▸ **TASK BRIEF**
Pull every line containing "title" from the entries.

── ITEMS

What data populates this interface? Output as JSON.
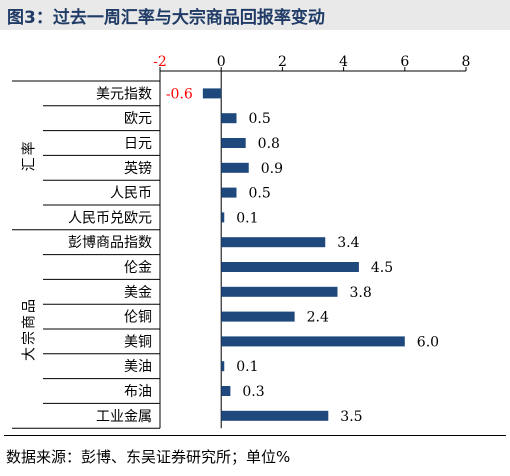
{
  "title": "图3：过去一周汇率与大宗商品回报率变动",
  "source": "数据来源：彭博、东吴证券研究所；单位%",
  "chart_data": {
    "type": "bar",
    "orientation": "horizontal",
    "title": "图3：过去一周汇率与大宗商品回报率变动",
    "xlim": [
      -2,
      8
    ],
    "xticks": [
      "-2",
      "0",
      "2",
      "4",
      "6",
      "8"
    ],
    "grid": false,
    "bar_color": "#1f497d",
    "negative_label_color": "#ff0000",
    "groups": [
      {
        "name": "汇率",
        "items": [
          {
            "label": "美元指数",
            "value": -0.6,
            "value_label": "-0.6"
          },
          {
            "label": "欧元",
            "value": 0.5,
            "value_label": "0.5"
          },
          {
            "label": "日元",
            "value": 0.8,
            "value_label": "0.8"
          },
          {
            "label": "英镑",
            "value": 0.9,
            "value_label": "0.9"
          },
          {
            "label": "人民币",
            "value": 0.5,
            "value_label": "0.5"
          },
          {
            "label": "人民币兑欧元",
            "value": 0.1,
            "value_label": "0.1"
          }
        ]
      },
      {
        "name": "大宗商品",
        "items": [
          {
            "label": "彭博商品指数",
            "value": 3.4,
            "value_label": "3.4"
          },
          {
            "label": "伦金",
            "value": 4.5,
            "value_label": "4.5"
          },
          {
            "label": "美金",
            "value": 3.8,
            "value_label": "3.8"
          },
          {
            "label": "伦铜",
            "value": 2.4,
            "value_label": "2.4"
          },
          {
            "label": "美铜",
            "value": 6.0,
            "value_label": "6.0"
          },
          {
            "label": "美油",
            "value": 0.1,
            "value_label": "0.1"
          },
          {
            "label": "布油",
            "value": 0.3,
            "value_label": "0.3"
          },
          {
            "label": "工业金属",
            "value": 3.5,
            "value_label": "3.5"
          }
        ]
      }
    ]
  }
}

────

▸ **SOLUTION TO THE EXERCISE**
  "title": "图3：过去一周汇率与大宗商品回报率变动",
    "title": "图3：过去一周汇率与大宗商品回报率变动",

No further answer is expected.